Exercise brief:
Repeat each line exactly as it is written.

Record list:
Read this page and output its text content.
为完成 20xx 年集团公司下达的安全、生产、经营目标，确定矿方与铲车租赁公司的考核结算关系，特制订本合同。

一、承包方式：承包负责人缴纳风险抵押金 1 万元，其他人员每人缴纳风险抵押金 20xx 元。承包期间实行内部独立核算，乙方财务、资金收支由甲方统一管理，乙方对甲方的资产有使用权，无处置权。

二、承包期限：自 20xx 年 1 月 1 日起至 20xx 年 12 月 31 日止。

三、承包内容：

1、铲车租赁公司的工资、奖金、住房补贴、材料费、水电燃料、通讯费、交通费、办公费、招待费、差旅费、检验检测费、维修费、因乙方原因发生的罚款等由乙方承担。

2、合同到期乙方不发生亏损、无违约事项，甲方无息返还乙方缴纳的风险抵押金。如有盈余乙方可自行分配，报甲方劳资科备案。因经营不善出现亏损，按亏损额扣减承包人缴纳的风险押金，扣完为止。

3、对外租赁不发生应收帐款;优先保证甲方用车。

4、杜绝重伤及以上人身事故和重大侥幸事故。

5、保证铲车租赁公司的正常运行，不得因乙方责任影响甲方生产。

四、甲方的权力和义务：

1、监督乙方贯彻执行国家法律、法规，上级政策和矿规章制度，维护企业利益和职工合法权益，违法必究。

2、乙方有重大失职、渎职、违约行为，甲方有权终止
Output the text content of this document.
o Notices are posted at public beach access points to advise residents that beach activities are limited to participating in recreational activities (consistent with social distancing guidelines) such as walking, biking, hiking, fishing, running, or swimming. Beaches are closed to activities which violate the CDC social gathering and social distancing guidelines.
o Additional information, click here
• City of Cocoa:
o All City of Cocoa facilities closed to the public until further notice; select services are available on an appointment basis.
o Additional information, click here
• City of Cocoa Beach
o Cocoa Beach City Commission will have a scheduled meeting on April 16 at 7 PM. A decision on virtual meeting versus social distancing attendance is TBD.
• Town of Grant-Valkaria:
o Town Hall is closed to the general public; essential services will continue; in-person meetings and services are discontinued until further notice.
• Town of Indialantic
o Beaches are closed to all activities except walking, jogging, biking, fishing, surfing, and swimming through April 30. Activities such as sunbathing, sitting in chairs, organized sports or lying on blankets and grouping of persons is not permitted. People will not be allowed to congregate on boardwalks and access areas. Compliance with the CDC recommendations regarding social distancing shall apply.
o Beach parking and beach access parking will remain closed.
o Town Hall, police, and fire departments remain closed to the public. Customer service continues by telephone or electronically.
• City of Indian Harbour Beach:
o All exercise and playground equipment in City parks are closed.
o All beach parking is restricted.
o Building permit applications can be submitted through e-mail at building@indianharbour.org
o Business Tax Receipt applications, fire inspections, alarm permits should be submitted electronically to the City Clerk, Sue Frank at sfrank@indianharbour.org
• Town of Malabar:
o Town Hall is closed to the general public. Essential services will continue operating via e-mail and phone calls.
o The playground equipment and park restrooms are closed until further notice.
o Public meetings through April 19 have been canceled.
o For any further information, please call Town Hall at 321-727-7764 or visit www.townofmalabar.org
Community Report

Exercise answer:
Read this page and output its text content.
为完成 20xx 年集团公司下达的安全、生产、经营目标，确定矿方与铲车租赁公司的考核结算关系，特制订本合同。

一、承包方式：承包负责人缴纳风险抵押金 1 万元，其他人员每人缴纳风险抵押金 20xx 元。承包期间实行内部独立核算，乙方财务、资金收支由甲方统一管理，乙方对甲方的资产有使用权，无处置权。

二、承包期限：自 20xx 年 1 月 1 日起至 20xx 年 12 月 31 日止。

三、承包内容：

1、铲车租赁公司的工资、奖金、住房补贴、材料费、水电燃料、通讯费、交通费、办公费、招待费、差旅费、检验检测费、维修费、因乙方原因发生的罚款等由乙方承担。

2、合同到期乙方不发生亏损、无违约事项，甲方无息返还乙方缴纳的风险抵押金。如有盈余乙方可自行分配，报甲方劳资科备案。因经营不善出现亏损，按亏损额扣减承包人缴纳的风险押金，扣完为止。

3、对外租赁不发生应收帐款;优先保证甲方用车。

4、杜绝重伤及以上人身事故和重大侥幸事故。

5、保证铲车租赁公司的正常运行，不得因乙方责任影响甲方生产。

四、甲方的权力和义务：

1、监督乙方贯彻执行国家法律、法规，上级政策和矿规章制度，维护企业利益和职工合法权益，违法必究。

2、乙方有重大失职、渎职、违约行为，甲方有权终止
Output the text content of this document.
o Notices are posted at public beach access points to advise residents that beach activities are limited to participating in recreational activities (consistent with social distancing guidelines) such as walking, biking, hiking, fishing, running, or swimming. Beaches are closed to activities which violate the CDC social gathering and social distancing guidelines.
o Additional information, click here
• City of Cocoa:
o All City of Cocoa facilities closed to the public until further notice; select services are available on an appointment basis.
o Additional information, click here
• City of Cocoa Beach
o Cocoa Beach City Commission will have a scheduled meeting on April 16 at 7 PM. A decision on virtual meeting versus social distancing attendance is TBD.
• Town of Grant-Valkaria:
o Town Hall is closed to the general public; essential services will continue; in-person meetings and services are discontinued until further notice.
• Town of Indialantic
o Beaches are closed to all activities except walking, jogging, biking, fishing, surfing, and swimming through April 30. Activities such as sunbathing, sitting in chairs, organized sports or lying on blankets and grouping of persons is not permitted. People will not be allowed to congregate on boardwalks and access areas. Compliance with the CDC recommendations regarding social distancing shall apply.
o Beach parking and beach access parking will remain closed.
o Town Hall, police, and fire departments remain closed to the public. Customer service continues by telephone or electronically.
• City of Indian Harbour Beach:
o All exercise and playground equipment in City parks are closed.
o All beach parking is restricted.
o Building permit applications can be submitted through e-mail at building@indianharbour.org
o Business Tax Receipt applications, fire inspections, alarm permits should be submitted electronically to the City Clerk, Sue Frank at sfrank@indianharbour.org
• Town of Malabar:
o Town Hall is closed to the general public. Essential services will continue operating via e-mail and phone calls.
o The playground equipment and park restrooms are closed until further notice.
o Public meetings through April 19 have been canceled.
o For any further information, please call Town Hall at 321-727-7764 or visit www.townofmalabar.org
Community Report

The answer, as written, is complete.